+++ DATASET CONTENT +++
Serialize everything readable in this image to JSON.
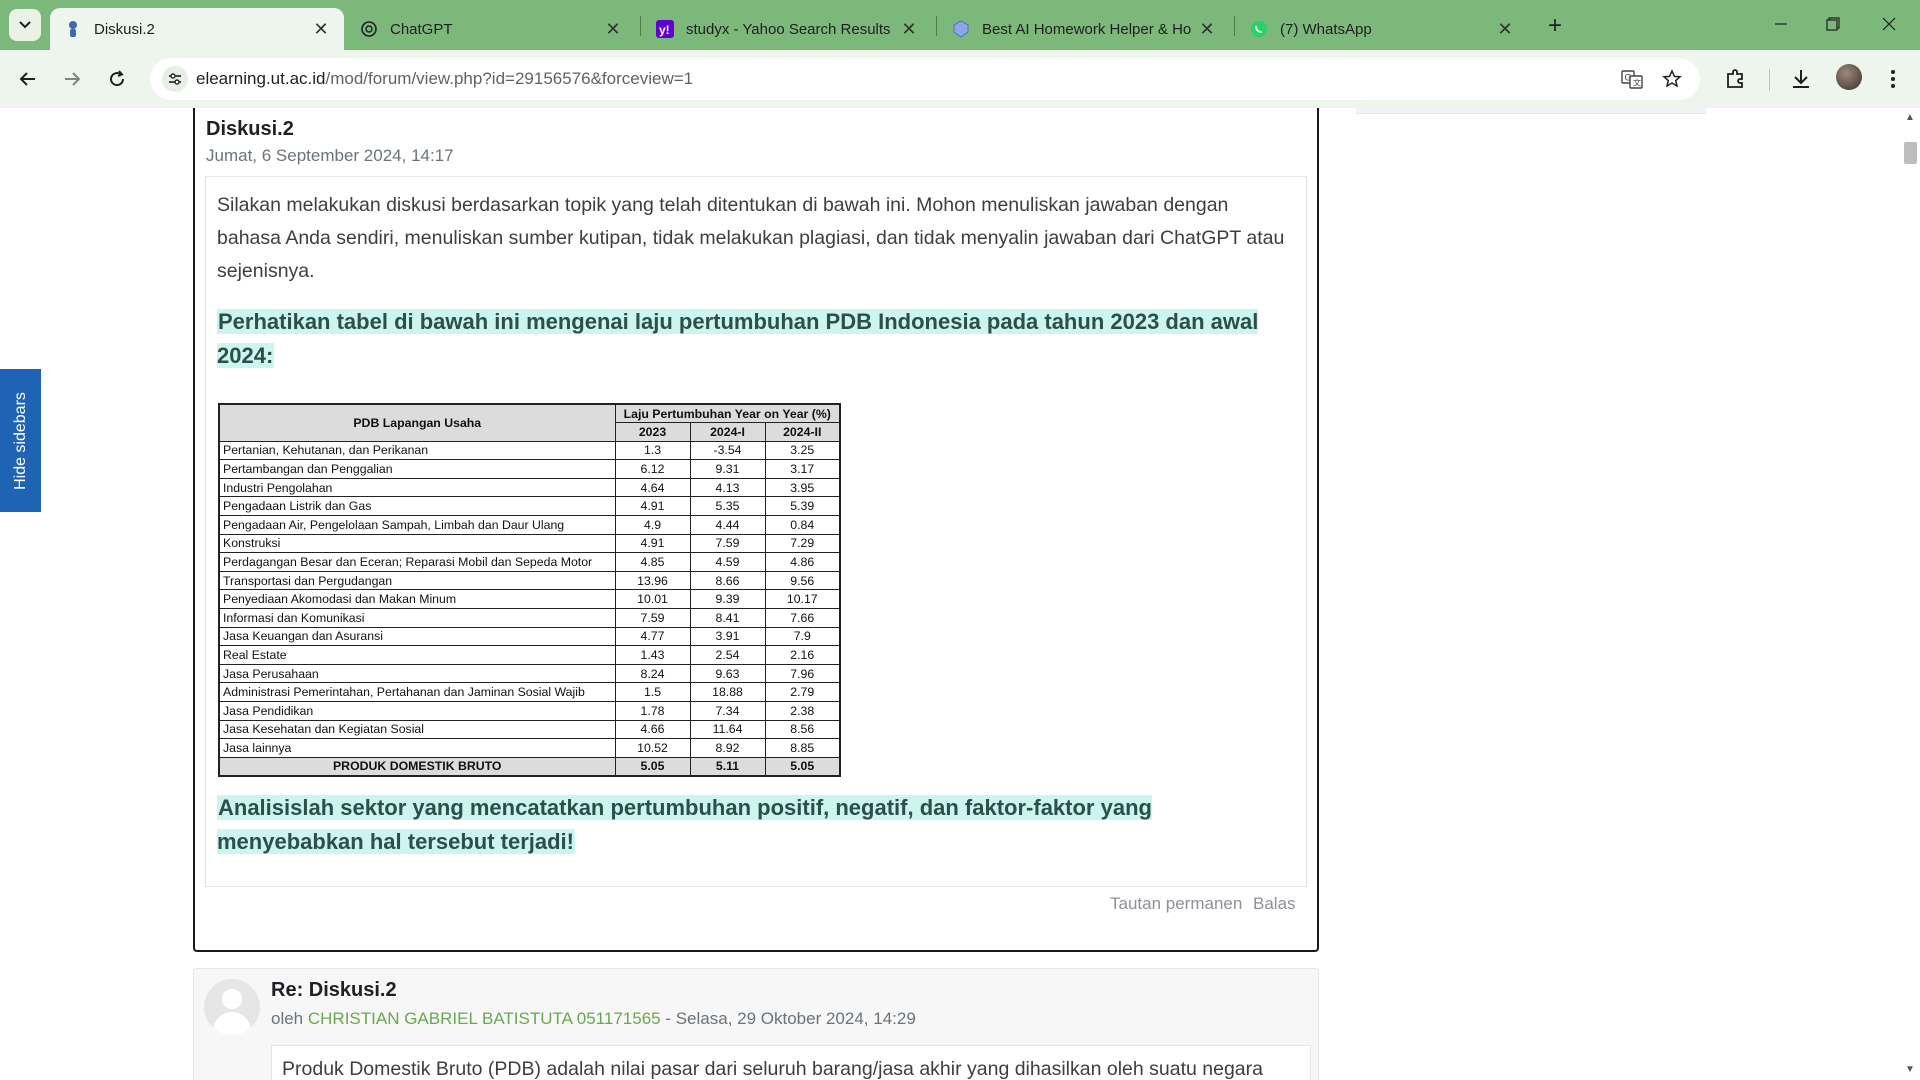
{
  "browser": {
    "tabs": [
      {
        "title": "Diskusi.2",
        "active": true,
        "icon": "elearning-favicon"
      },
      {
        "title": "ChatGPT",
        "active": false,
        "icon": "chatgpt-icon"
      },
      {
        "title": "studyx - Yahoo Search Results",
        "active": false,
        "icon": "yahoo-icon"
      },
      {
        "title": "Best AI Homework Helper & Ho",
        "active": false,
        "icon": "shield-icon"
      },
      {
        "title": "(7) WhatsApp",
        "active": false,
        "icon": "whatsapp-icon"
      }
    ],
    "url_domain": "elearning.ut.ac.id",
    "url_path": "/mod/forum/view.php?id=29156576&forceview=1",
    "accent_color": "#7cb87a"
  },
  "sidebar_toggle": {
    "label": "Hide sidebars"
  },
  "post": {
    "title": "Diskusi.2",
    "date": "Jumat, 6 September 2024, 14:17",
    "intro": "Silakan melakukan diskusi berdasarkan topik yang telah ditentukan di bawah ini. Mohon menuliskan jawaban dengan bahasa Anda sendiri, menuliskan sumber kutipan, tidak melakukan plagiasi, dan tidak menyalin jawaban dari ChatGPT atau sejenisnya.",
    "question1": "Perhatikan tabel di bawah ini mengenai laju pertumbuhan PDB Indonesia pada tahun 2023 dan awal 2024:",
    "question2": "Analisislah sektor yang mencatatkan pertumbuhan positif, negatif, dan faktor-faktor yang menyebabkan hal tersebut terjadi!",
    "permalink_label": "Tautan permanen",
    "reply_label": "Balas"
  },
  "table": {
    "col_sector": "PDB Lapangan Usaha",
    "col_group": "Laju Pertumbuhan Year on Year (%)",
    "col_years": [
      "2023",
      "2024-I",
      "2024-II"
    ],
    "rows": [
      {
        "name": "Pertanian, Kehutanan, dan Perikanan",
        "v1": "1.3",
        "v2": "-3.54",
        "v3": "3.25"
      },
      {
        "name": "Pertambangan dan Penggalian",
        "v1": "6.12",
        "v2": "9.31",
        "v3": "3.17"
      },
      {
        "name": "Industri Pengolahan",
        "v1": "4.64",
        "v2": "4.13",
        "v3": "3.95"
      },
      {
        "name": "Pengadaan Listrik dan Gas",
        "v1": "4.91",
        "v2": "5.35",
        "v3": "5.39"
      },
      {
        "name": "Pengadaan Air, Pengelolaan Sampah, Limbah dan Daur Ulang",
        "v1": "4.9",
        "v2": "4.44",
        "v3": "0.84"
      },
      {
        "name": "Konstruksi",
        "v1": "4.91",
        "v2": "7.59",
        "v3": "7.29"
      },
      {
        "name": "Perdagangan Besar dan Eceran; Reparasi Mobil dan Sepeda Motor",
        "v1": "4.85",
        "v2": "4.59",
        "v3": "4.86"
      },
      {
        "name": "Transportasi dan Pergudangan",
        "v1": "13.96",
        "v2": "8.66",
        "v3": "9.56"
      },
      {
        "name": "Penyediaan Akomodasi dan Makan Minum",
        "v1": "10.01",
        "v2": "9.39",
        "v3": "10.17"
      },
      {
        "name": "Informasi dan Komunikasi",
        "v1": "7.59",
        "v2": "8.41",
        "v3": "7.66"
      },
      {
        "name": "Jasa Keuangan dan Asuransi",
        "v1": "4.77",
        "v2": "3.91",
        "v3": "7.9"
      },
      {
        "name": "Real Estate",
        "v1": "1.43",
        "v2": "2.54",
        "v3": "2.16"
      },
      {
        "name": "Jasa Perusahaan",
        "v1": "8.24",
        "v2": "9.63",
        "v3": "7.96"
      },
      {
        "name": "Administrasi Pemerintahan, Pertahanan dan Jaminan Sosial Wajib",
        "v1": "1.5",
        "v2": "18.88",
        "v3": "2.79"
      },
      {
        "name": "Jasa Pendidikan",
        "v1": "1.78",
        "v2": "7.34",
        "v3": "2.38"
      },
      {
        "name": "Jasa Kesehatan dan Kegiatan Sosial",
        "v1": "4.66",
        "v2": "11.64",
        "v3": "8.56"
      },
      {
        "name": "Jasa lainnya",
        "v1": "10.52",
        "v2": "8.92",
        "v3": "8.85"
      }
    ],
    "total": {
      "name": "PRODUK DOMESTIK BRUTO",
      "v1": "5.05",
      "v2": "5.11",
      "v3": "5.05"
    }
  },
  "reply": {
    "title": "Re: Diskusi.2",
    "by": "oleh",
    "author": "CHRISTIAN GABRIEL BATISTUTA 051171565",
    "date": " - Selasa, 29 Oktober 2024, 14:29",
    "excerpt": "Produk Domestik Bruto (PDB) adalah nilai pasar dari seluruh barang/jasa akhir yang dihasilkan oleh suatu negara"
  }
}
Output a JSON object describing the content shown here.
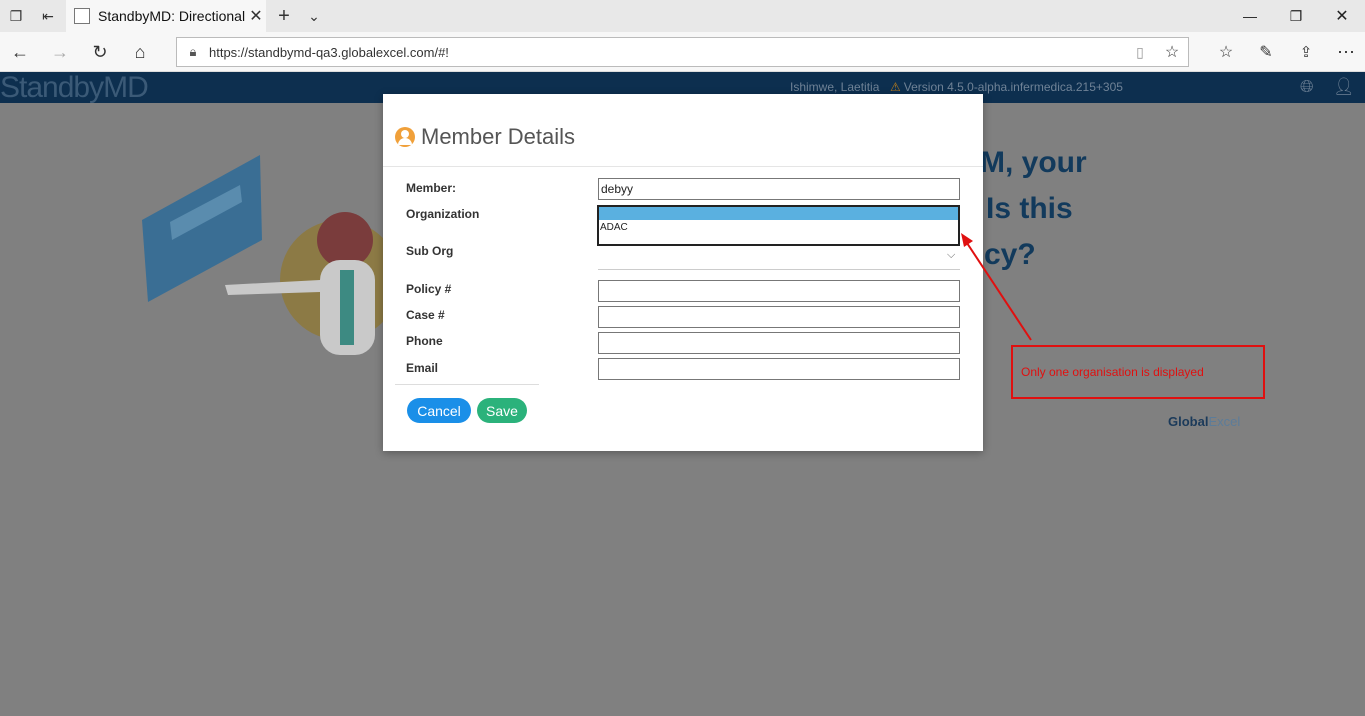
{
  "browser": {
    "tab_title": "StandbyMD: Directional",
    "url": "https://standbymd-qa3.globalexcel.com/#!"
  },
  "app": {
    "logo": "StandbyMD",
    "user_name": "Ishimwe, Laetitia",
    "version": "Version 4.5.0-alpha.infermedica.215+305",
    "bg_line1": "M, your",
    "bg_line2": "Is this",
    "bg_line3": "cy?",
    "footer_logo_bold": "Global",
    "footer_logo_light": "Excel"
  },
  "modal": {
    "title": "Member Details",
    "labels": {
      "member": "Member:",
      "organization": "Organization",
      "sub_org": "Sub Org",
      "policy": "Policy #",
      "case": "Case #",
      "phone": "Phone",
      "email": "Email"
    },
    "member_value": "debyy",
    "org_options": [
      "",
      "ADAC"
    ],
    "cancel_label": "Cancel",
    "save_label": "Save"
  },
  "annotation": {
    "text": "Only one organisation is displayed",
    "color": "#e01010"
  }
}
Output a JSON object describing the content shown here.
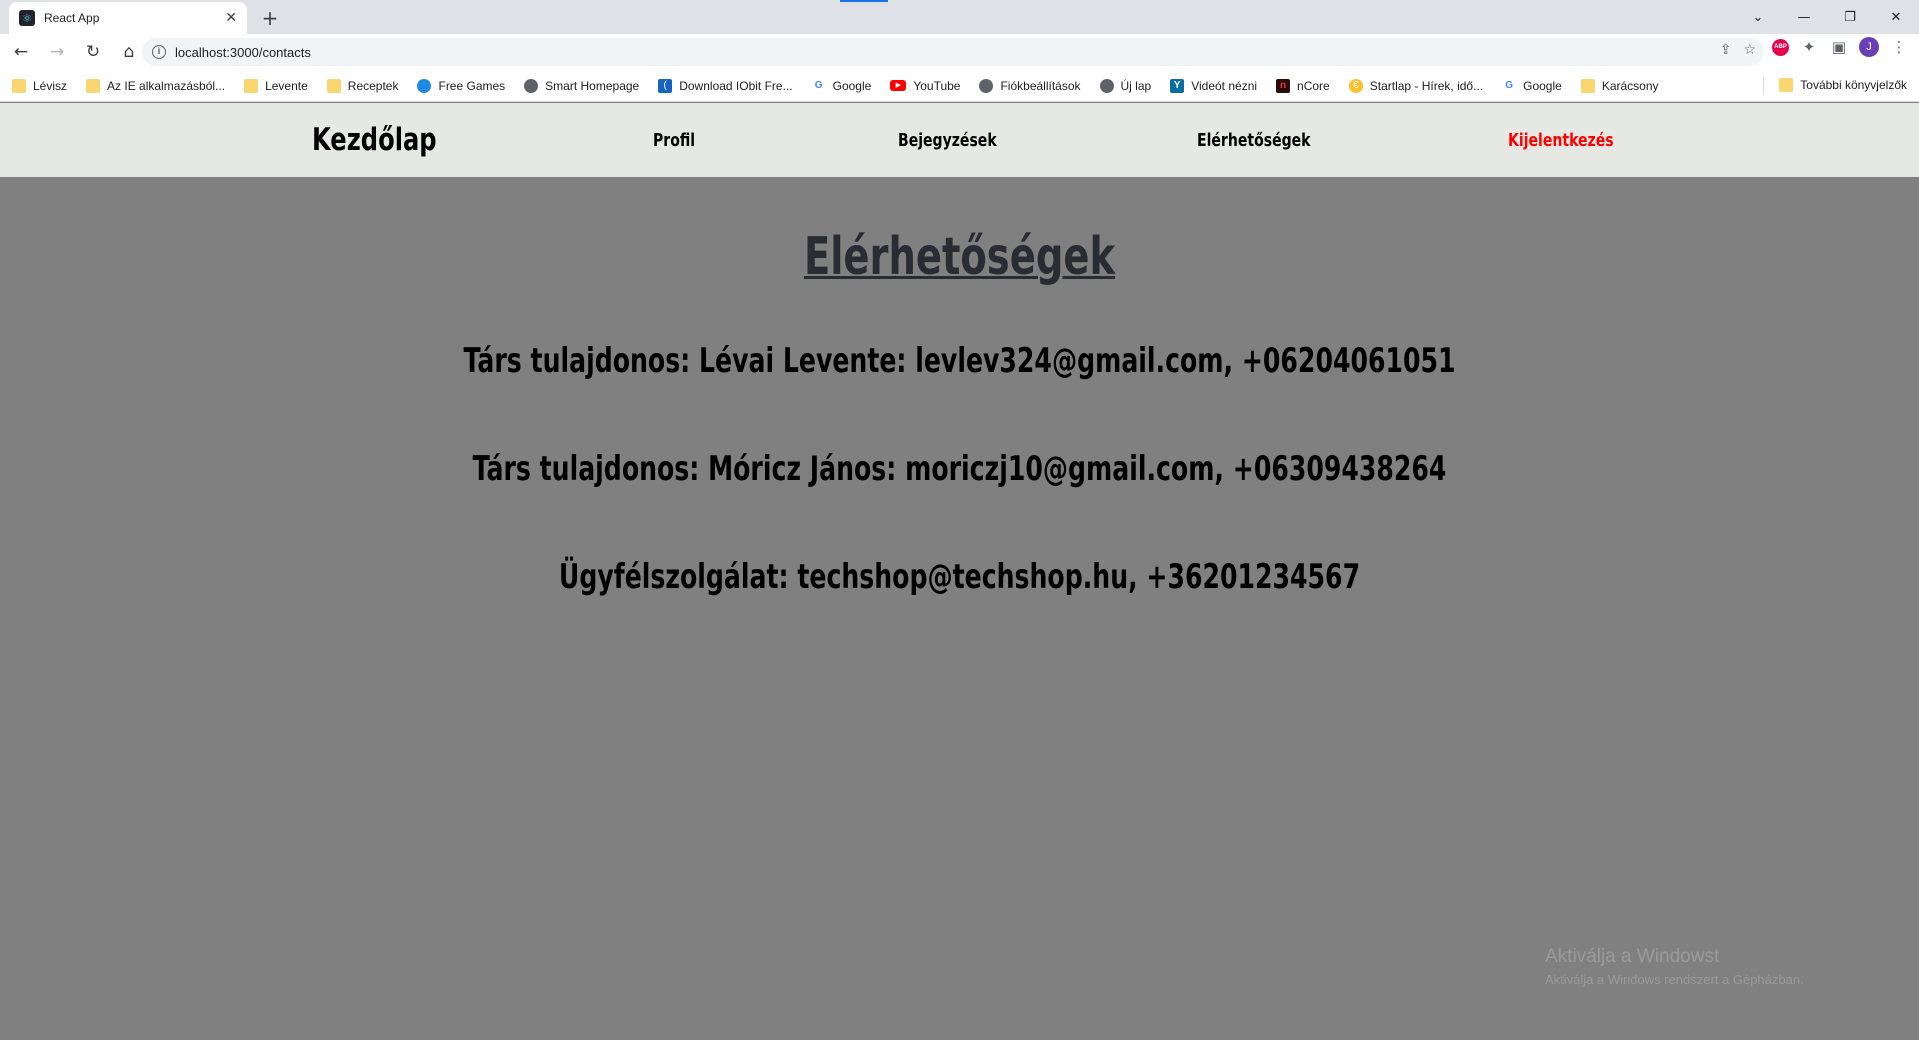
+++
*WORK TO DO*. Quote the records in full and exactly; skip any image.

*EXERCISE OUTPUT*.
Serialize everything readable in this image to JSON.
{
  "browser": {
    "tabs": [
      {
        "title": "Diskusi.2",
        "active": true,
        "icon": "elearning-favicon"
      },
      {
        "title": "ChatGPT",
        "active": false,
        "icon": "chatgpt-icon"
      },
      {
        "title": "studyx - Yahoo Search Results",
        "active": false,
        "icon": "yahoo-icon"
      },
      {
        "title": "Best AI Homework Helper & Ho",
        "active": false,
        "icon": "shield-icon"
      },
      {
        "title": "(7) WhatsApp",
        "active": false,
        "icon": "whatsapp-icon"
      }
    ],
    "url_domain": "elearning.ut.ac.id",
    "url_path": "/mod/forum/view.php?id=29156576&forceview=1",
    "accent_color": "#7cb87a"
  },
  "sidebar_toggle": {
    "label": "Hide sidebars"
  },
  "post": {
    "title": "Diskusi.2",
    "date": "Jumat, 6 September 2024, 14:17",
    "intro": "Silakan melakukan diskusi berdasarkan topik yang telah ditentukan di bawah ini. Mohon menuliskan jawaban dengan bahasa Anda sendiri, menuliskan sumber kutipan, tidak melakukan plagiasi, dan tidak menyalin jawaban dari ChatGPT atau sejenisnya.",
    "question1": "Perhatikan tabel di bawah ini mengenai laju pertumbuhan PDB Indonesia pada tahun 2023 dan awal 2024:",
    "question2": "Analisislah sektor yang mencatatkan pertumbuhan positif, negatif, dan faktor-faktor yang menyebabkan hal tersebut terjadi!",
    "permalink_label": "Tautan permanen",
    "reply_label": "Balas"
  },
  "table": {
    "col_sector": "PDB Lapangan Usaha",
    "col_group": "Laju Pertumbuhan Year on Year (%)",
    "col_years": [
      "2023",
      "2024-I",
      "2024-II"
    ],
    "rows": [
      {
        "name": "Pertanian, Kehutanan, dan Perikanan",
        "v1": "1.3",
        "v2": "-3.54",
        "v3": "3.25"
      },
      {
        "name": "Pertambangan dan Penggalian",
        "v1": "6.12",
        "v2": "9.31",
        "v3": "3.17"
      },
      {
        "name": "Industri Pengolahan",
        "v1": "4.64",
        "v2": "4.13",
        "v3": "3.95"
      },
      {
        "name": "Pengadaan Listrik dan Gas",
        "v1": "4.91",
        "v2": "5.35",
        "v3": "5.39"
      },
      {
        "name": "Pengadaan Air, Pengelolaan Sampah, Limbah dan Daur Ulang",
        "v1": "4.9",
        "v2": "4.44",
        "v3": "0.84"
      },
      {
        "name": "Konstruksi",
        "v1": "4.91",
        "v2": "7.59",
        "v3": "7.29"
      },
      {
        "name": "Perdagangan Besar dan Eceran; Reparasi Mobil dan Sepeda Motor",
        "v1": "4.85",
        "v2": "4.59",
        "v3": "4.86"
      },
      {
        "name": "Transportasi dan Pergudangan",
        "v1": "13.96",
        "v2": "8.66",
        "v3": "9.56"
      },
      {
        "name": "Penyediaan Akomodasi dan Makan Minum",
        "v1": "10.01",
        "v2": "9.39",
        "v3": "10.17"
      },
      {
        "name": "Informasi dan Komunikasi",
        "v1": "7.59",
        "v2": "8.41",
        "v3": "7.66"
      },
      {
        "name": "Jasa Keuangan dan Asuransi",
        "v1": "4.77",
        "v2": "3.91",
        "v3": "7.9"
      },
      {
        "name": "Real Estate",
        "v1": "1.43",
        "v2": "2.54",
        "v3": "2.16"
      },
      {
        "name": "Jasa Perusahaan",
        "v1": "8.24",
        "v2": "9.63",
        "v3": "7.96"
      },
      {
        "name": "Administrasi Pemerintahan, Pertahanan dan Jaminan Sosial Wajib",
        "v1": "1.5",
        "v2": "18.88",
        "v3": "2.79"
      },
      {
        "name": "Jasa Pendidikan",
        "v1": "1.78",
        "v2": "7.34",
        "v3": "2.38"
      },
      {
        "name": "Jasa Kesehatan dan Kegiatan Sosial",
        "v1": "4.66",
        "v2": "11.64",
        "v3": "8.56"
      },
      {
        "name": "Jasa lainnya",
        "v1": "10.52",
        "v2": "8.92",
        "v3": "8.85"
      }
    ],
    "total": {
      "name": "PRODUK DOMESTIK BRUTO",
      "v1": "5.05",
      "v2": "5.11",
      "v3": "5.05"
    }
  },
  "reply": {
    "title": "Re: Diskusi.2",
    "by": "oleh",
    "author": "CHRISTIAN GABRIEL BATISTUTA 051171565",
    "date": " - Selasa, 29 Oktober 2024, 14:29",
    "excerpt": "Produk Domestik Bruto (PDB) adalah nilai pasar dari seluruh barang/jasa akhir yang dihasilkan oleh suatu negara"
  }
}
Output a JSON object describing the content shown here.
{
  "browser": {
    "tab_title": "StandbyMD: Directional",
    "url": "https://standbymd-qa3.globalexcel.com/#!"
  },
  "app": {
    "logo": "StandbyMD",
    "user_name": "Ishimwe, Laetitia",
    "version": "Version 4.5.0-alpha.infermedica.215+305",
    "bg_line1": "M, your",
    "bg_line2": "Is this",
    "bg_line3": "cy?",
    "footer_logo_bold": "Global",
    "footer_logo_light": "Excel"
  },
  "modal": {
    "title": "Member Details",
    "labels": {
      "member": "Member:",
      "organization": "Organization",
      "sub_org": "Sub Org",
      "policy": "Policy #",
      "case": "Case #",
      "phone": "Phone",
      "email": "Email"
    },
    "member_value": "debyy",
    "org_options": [
      "",
      "ADAC"
    ],
    "cancel_label": "Cancel",
    "save_label": "Save"
  },
  "annotation": {
    "text": "Only one organisation is displayed",
    "color": "#e01010"
  }
}
Output a JSON object describing the content shown here.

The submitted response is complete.